Copy every line from the records below that holds the word "detached".

Records contained in a dataset
──────────────────────────────
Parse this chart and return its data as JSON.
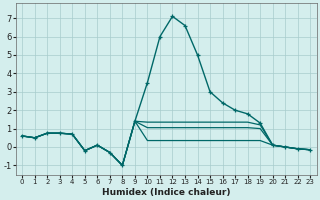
{
  "xlabel": "Humidex (Indice chaleur)",
  "bg_color": "#d4eeed",
  "grid_color": "#a8cccc",
  "line_color": "#006868",
  "xlim": [
    -0.5,
    23.5
  ],
  "ylim": [
    -1.5,
    7.8
  ],
  "yticks": [
    -1,
    0,
    1,
    2,
    3,
    4,
    5,
    6,
    7
  ],
  "xticks": [
    0,
    1,
    2,
    3,
    4,
    5,
    6,
    7,
    8,
    9,
    10,
    11,
    12,
    13,
    14,
    15,
    16,
    17,
    18,
    19,
    20,
    21,
    22,
    23
  ],
  "lines": [
    {
      "x": [
        0,
        1,
        2,
        3,
        4,
        5,
        6,
        7,
        8,
        9,
        10,
        11,
        12,
        13,
        14,
        15,
        16,
        17,
        18,
        19,
        20,
        21,
        22,
        23
      ],
      "y": [
        0.6,
        0.5,
        0.75,
        0.75,
        0.7,
        -0.2,
        0.1,
        -0.3,
        -1.0,
        1.4,
        3.5,
        6.0,
        7.1,
        6.6,
        5.0,
        3.0,
        2.4,
        2.0,
        1.8,
        1.3,
        0.1,
        0.0,
        -0.1,
        -0.15
      ],
      "marker": "+",
      "lw": 1.0
    },
    {
      "x": [
        0,
        1,
        2,
        3,
        4,
        5,
        6,
        7,
        8,
        9,
        10,
        11,
        12,
        13,
        14,
        15,
        16,
        17,
        18,
        19,
        20,
        21,
        22,
        23
      ],
      "y": [
        0.6,
        0.5,
        0.75,
        0.75,
        0.7,
        -0.2,
        0.1,
        -0.3,
        -1.0,
        1.4,
        1.35,
        1.35,
        1.35,
        1.35,
        1.35,
        1.35,
        1.35,
        1.35,
        1.35,
        1.2,
        0.1,
        0.0,
        -0.1,
        -0.15
      ],
      "marker": null,
      "lw": 0.9
    },
    {
      "x": [
        0,
        1,
        2,
        3,
        4,
        5,
        6,
        7,
        8,
        9,
        10,
        11,
        12,
        13,
        14,
        15,
        16,
        17,
        18,
        19,
        20,
        21,
        22,
        23
      ],
      "y": [
        0.6,
        0.5,
        0.75,
        0.75,
        0.7,
        -0.2,
        0.1,
        -0.3,
        -1.0,
        1.4,
        1.05,
        1.05,
        1.05,
        1.05,
        1.05,
        1.05,
        1.05,
        1.05,
        1.05,
        1.0,
        0.1,
        0.0,
        -0.1,
        -0.15
      ],
      "marker": null,
      "lw": 0.9
    },
    {
      "x": [
        0,
        1,
        2,
        3,
        4,
        5,
        6,
        7,
        8,
        9,
        10,
        11,
        12,
        13,
        14,
        15,
        16,
        17,
        18,
        19,
        20,
        21,
        22,
        23
      ],
      "y": [
        0.6,
        0.5,
        0.75,
        0.75,
        0.7,
        -0.2,
        0.1,
        -0.3,
        -1.0,
        1.4,
        0.35,
        0.35,
        0.35,
        0.35,
        0.35,
        0.35,
        0.35,
        0.35,
        0.35,
        0.35,
        0.1,
        0.0,
        -0.1,
        -0.15
      ],
      "marker": null,
      "lw": 0.9
    }
  ]
}
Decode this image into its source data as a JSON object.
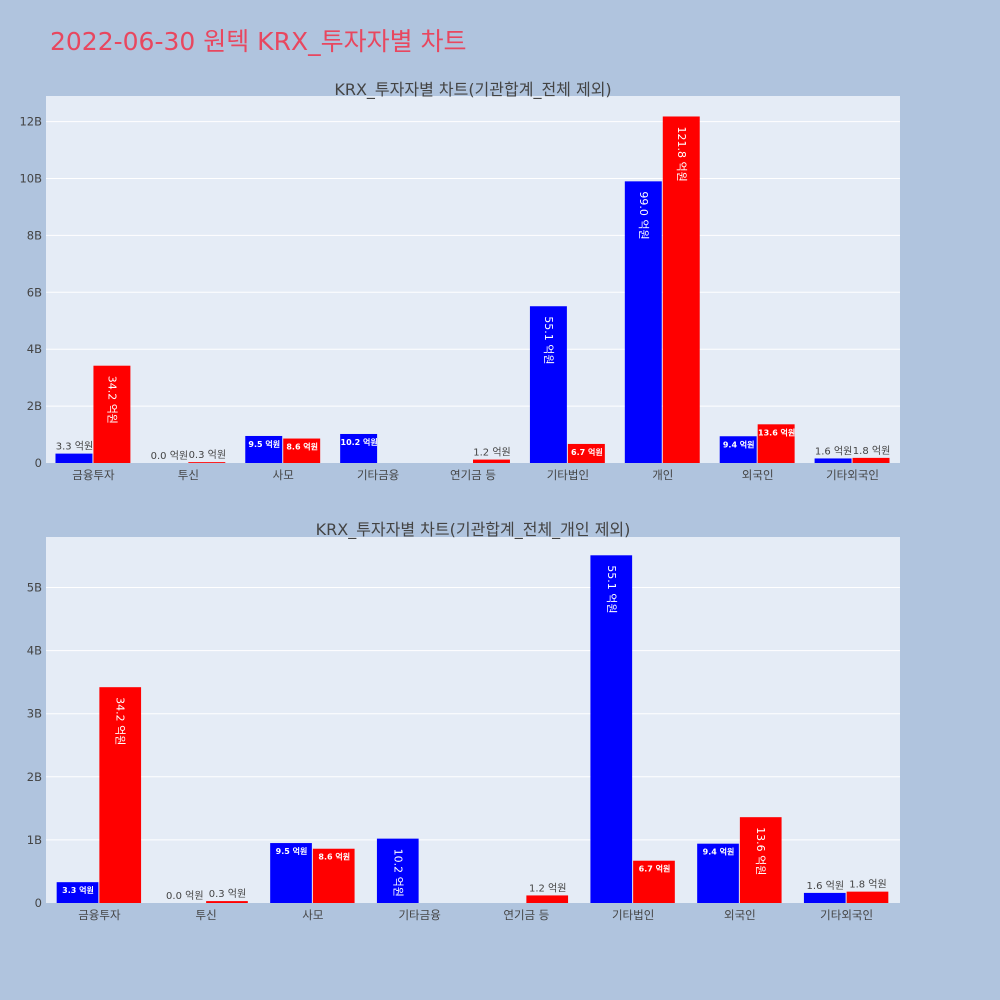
{
  "title": "2022-06-30 원텍 KRX_투자자별 차트",
  "colors": {
    "background": "#b0c4de",
    "plot_bg": "#e5ecf6",
    "buy": "#0000ff",
    "sell": "#ff0000",
    "title": "#e8475f"
  },
  "chart_data": [
    {
      "type": "bar",
      "title": "KRX_투자자별 차트(기관합계_전체 제외)",
      "categories": [
        "금융투자",
        "투신",
        "사모",
        "기타금융",
        "연기금 등",
        "기타법인",
        "개인",
        "외국인",
        "기타외국인"
      ],
      "yticks": [
        "0",
        "2B",
        "4B",
        "6B",
        "8B",
        "10B",
        "12B"
      ],
      "ylim": [
        0,
        12.9
      ],
      "series": [
        {
          "color": "#0000ff",
          "values": [
            0.33,
            0.0,
            0.95,
            1.02,
            0.0,
            5.51,
            9.9,
            0.94,
            0.16
          ],
          "labels": [
            "3.3 억원",
            "0.0 억원",
            "9.5 억원",
            "10.2 억원",
            "",
            "55.1 억원",
            "99.0 억원",
            "9.4 억원",
            "1.6 억원"
          ]
        },
        {
          "color": "#ff0000",
          "values": [
            3.42,
            0.03,
            0.86,
            0.0,
            0.12,
            0.67,
            12.18,
            1.36,
            0.18
          ],
          "labels": [
            "34.2 억원",
            "0.3 억원",
            "8.6 억원",
            "",
            "1.2 억원",
            "6.7 억원",
            "121.8 억원",
            "13.6 억원",
            "1.8 억원"
          ]
        }
      ]
    },
    {
      "type": "bar",
      "title": "KRX_투자자별 차트(기관합계_전체_개인 제외)",
      "categories": [
        "금융투자",
        "투신",
        "사모",
        "기타금융",
        "연기금 등",
        "기타법인",
        "외국인",
        "기타외국인"
      ],
      "yticks": [
        "0",
        "1B",
        "2B",
        "3B",
        "4B",
        "5B"
      ],
      "ylim": [
        0,
        5.8
      ],
      "series": [
        {
          "color": "#0000ff",
          "values": [
            0.33,
            0.0,
            0.95,
            1.02,
            0.0,
            5.51,
            0.94,
            0.16
          ],
          "labels": [
            "3.3 억원",
            "0.0 억원",
            "9.5 억원",
            "10.2 억원",
            "",
            "55.1 억원",
            "9.4 억원",
            "1.6 억원"
          ]
        },
        {
          "color": "#ff0000",
          "values": [
            3.42,
            0.03,
            0.86,
            0.0,
            0.12,
            0.67,
            1.36,
            0.18
          ],
          "labels": [
            "34.2 억원",
            "0.3 억원",
            "8.6 억원",
            "",
            "1.2 억원",
            "6.7 억원",
            "13.6 억원",
            "1.8 억원"
          ]
        }
      ]
    }
  ]
}
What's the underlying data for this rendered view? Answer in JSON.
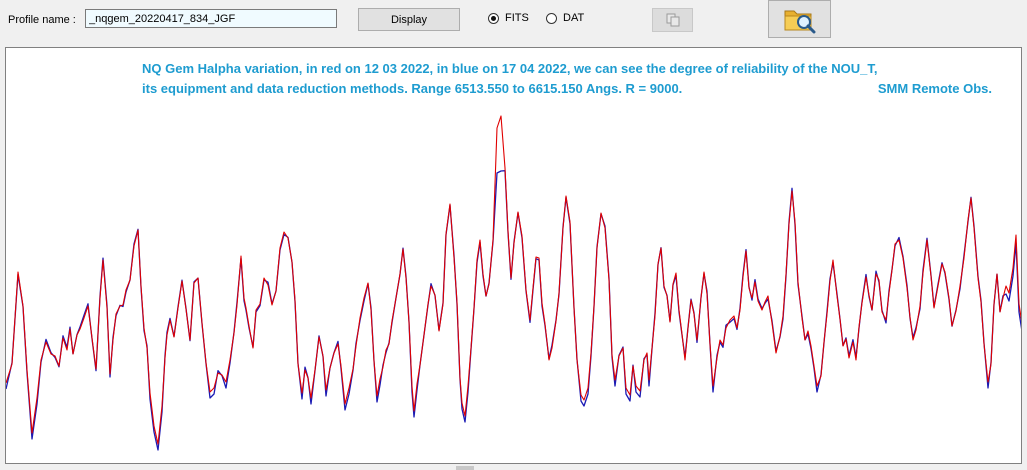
{
  "toolbar": {
    "profile_label": "Profile name :",
    "profile_value": "_nqgem_20220417_834_JGF",
    "display_label": "Display",
    "radio_fits": "FITS",
    "radio_dat": "DAT",
    "selected_format": "FITS",
    "copy_icon": "copy-icon",
    "open_icon": "folder-search-icon"
  },
  "plot": {
    "caption_line1": "NQ Gem Halpha variation, in red on 12 03 2022, in blue on 17 04 2022,  we can see the degree of reliability of the NOU_T,",
    "caption_line2_left": "its equipment and data reduction methods. Range 6513.550 to 6615.150 Angs. R = 9000.",
    "caption_line2_right": "SMM Remote Obs."
  },
  "chart_data": {
    "type": "line",
    "xlim": [
      6513.55,
      6615.15
    ],
    "x_unit": "Angstrom",
    "grid": false,
    "series": [
      {
        "color": "#e00000"
      },
      {
        "color": "#1a1ab4"
      }
    ]
  }
}
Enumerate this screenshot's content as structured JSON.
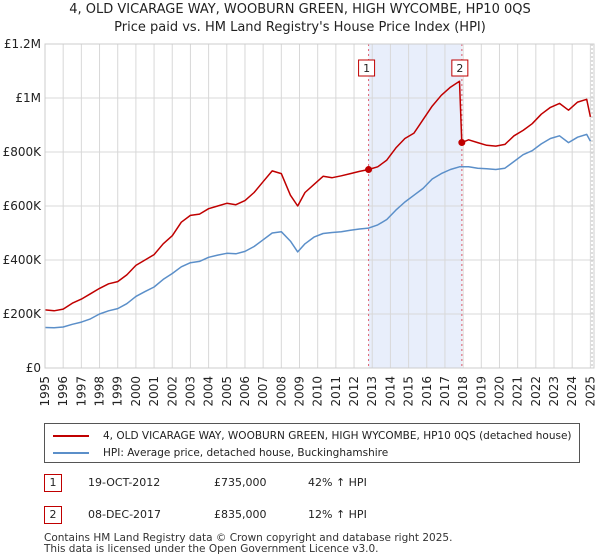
{
  "chart_data": {
    "type": "line",
    "title": "4, OLD VICARAGE WAY, WOOBURN GREEN, HIGH WYCOMBE, HP10 0QS",
    "subtitle": "Price paid vs. HM Land Registry's House Price Index (HPI)",
    "xlim": [
      1995,
      2025.2
    ],
    "ylim": [
      0,
      1200000
    ],
    "y_ticks": [
      {
        "value": 0,
        "label": "£0"
      },
      {
        "value": 200000,
        "label": "£200K"
      },
      {
        "value": 400000,
        "label": "£400K"
      },
      {
        "value": 600000,
        "label": "£600K"
      },
      {
        "value": 800000,
        "label": "£800K"
      },
      {
        "value": 1000000,
        "label": "£1M"
      },
      {
        "value": 1200000,
        "label": "£1.2M"
      }
    ],
    "x_ticks": [
      "1995",
      "1996",
      "1997",
      "1998",
      "1999",
      "2000",
      "2001",
      "2002",
      "2003",
      "2004",
      "2005",
      "2006",
      "2007",
      "2008",
      "2009",
      "2010",
      "2011",
      "2012",
      "2013",
      "2014",
      "2015",
      "2016",
      "2017",
      "2018",
      "2019",
      "2020",
      "2021",
      "2022",
      "2023",
      "2024",
      "2025"
    ],
    "colors": {
      "property": "#c00000",
      "hpi": "#5b8fc9",
      "shade": "#e8eefb",
      "grid": "#d8d8d8",
      "vline": "#e06070"
    },
    "series": [
      {
        "name": "4, OLD VICARAGE WAY, WOOBURN GREEN, HIGH WYCOMBE, HP10 0QS (detached house)",
        "x": [
          1995.0,
          1995.5,
          1996.0,
          1996.5,
          1997.0,
          1997.5,
          1998.0,
          1998.5,
          1999.0,
          1999.5,
          2000.0,
          2000.5,
          2001.0,
          2001.5,
          2002.0,
          2002.5,
          2003.0,
          2003.5,
          2004.0,
          2004.5,
          2005.0,
          2005.5,
          2006.0,
          2006.5,
          2007.0,
          2007.5,
          2008.0,
          2008.5,
          2008.9,
          2009.3,
          2009.8,
          2010.3,
          2010.8,
          2011.3,
          2011.8,
          2012.3,
          2012.8,
          2013.3,
          2013.8,
          2014.3,
          2014.8,
          2015.3,
          2015.8,
          2016.3,
          2016.8,
          2017.3,
          2017.8,
          2017.93,
          2018.3,
          2018.8,
          2019.3,
          2019.8,
          2020.3,
          2020.8,
          2021.3,
          2021.8,
          2022.3,
          2022.8,
          2023.3,
          2023.8,
          2024.3,
          2024.8,
          2025.0
        ],
        "values": [
          215000,
          212000,
          218000,
          240000,
          255000,
          275000,
          295000,
          312000,
          320000,
          345000,
          380000,
          400000,
          420000,
          460000,
          490000,
          540000,
          565000,
          570000,
          590000,
          600000,
          610000,
          605000,
          620000,
          650000,
          690000,
          730000,
          720000,
          640000,
          600000,
          650000,
          680000,
          710000,
          705000,
          712000,
          720000,
          728000,
          735000,
          745000,
          770000,
          815000,
          850000,
          870000,
          920000,
          970000,
          1010000,
          1040000,
          1062000,
          835000,
          845000,
          835000,
          825000,
          822000,
          828000,
          860000,
          880000,
          905000,
          940000,
          965000,
          980000,
          955000,
          985000,
          995000,
          930000
        ]
      },
      {
        "name": "HPI: Average price, detached house, Buckinghamshire",
        "x": [
          1995.0,
          1995.5,
          1996.0,
          1996.5,
          1997.0,
          1997.5,
          1998.0,
          1998.5,
          1999.0,
          1999.5,
          2000.0,
          2000.5,
          2001.0,
          2001.5,
          2002.0,
          2002.5,
          2003.0,
          2003.5,
          2004.0,
          2004.5,
          2005.0,
          2005.5,
          2006.0,
          2006.5,
          2007.0,
          2007.5,
          2008.0,
          2008.5,
          2008.9,
          2009.3,
          2009.8,
          2010.3,
          2010.8,
          2011.3,
          2011.8,
          2012.3,
          2012.8,
          2013.3,
          2013.8,
          2014.3,
          2014.8,
          2015.3,
          2015.8,
          2016.3,
          2016.8,
          2017.3,
          2017.8,
          2017.93,
          2018.3,
          2018.8,
          2019.3,
          2019.8,
          2020.3,
          2020.8,
          2021.3,
          2021.8,
          2022.3,
          2022.8,
          2023.3,
          2023.8,
          2024.3,
          2024.8,
          2025.0
        ],
        "values": [
          150000,
          149000,
          152000,
          162000,
          170000,
          182000,
          200000,
          212000,
          220000,
          238000,
          265000,
          283000,
          300000,
          328000,
          350000,
          375000,
          390000,
          395000,
          410000,
          418000,
          425000,
          423000,
          432000,
          450000,
          475000,
          500000,
          505000,
          470000,
          430000,
          460000,
          485000,
          498000,
          502000,
          505000,
          510000,
          515000,
          518000,
          530000,
          550000,
          585000,
          615000,
          640000,
          665000,
          700000,
          720000,
          735000,
          745000,
          745000,
          745000,
          740000,
          738000,
          735000,
          740000,
          765000,
          790000,
          805000,
          830000,
          850000,
          860000,
          835000,
          855000,
          865000,
          840000
        ]
      }
    ],
    "annotations": [
      {
        "label": "1",
        "x": 2012.8,
        "value": 735000
      },
      {
        "label": "2",
        "x": 2017.93,
        "value": 835000
      }
    ]
  },
  "legend": {
    "property_label": "4, OLD VICARAGE WAY, WOOBURN GREEN, HIGH WYCOMBE, HP10 0QS (detached house)",
    "hpi_label": "HPI: Average price, detached house, Buckinghamshire"
  },
  "transactions": [
    {
      "num": "1",
      "date": "19-OCT-2012",
      "price": "£735,000",
      "hpi": "42% ↑ HPI"
    },
    {
      "num": "2",
      "date": "08-DEC-2017",
      "price": "£835,000",
      "hpi": "12% ↑ HPI"
    }
  ],
  "footer": {
    "line1": "Contains HM Land Registry data © Crown copyright and database right 2025.",
    "line2": "This data is licensed under the Open Government Licence v3.0."
  }
}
──────────────────────────────
◆ RESPONSE BELOW
        "name": "4, OLD VICARAGE WAY, WOOBURN GREEN, HIGH WYCOMBE, HP10 0QS (detached house)",
        "name": "HPI: Average price, detached house, Buckinghamshire",
    "property_label": "4, OLD VICARAGE WAY, WOOBURN GREEN, HIGH WYCOMBE, HP10 0QS (detached house)",
    "hpi_label": "HPI: Average price, detached house, Buckinghamshire"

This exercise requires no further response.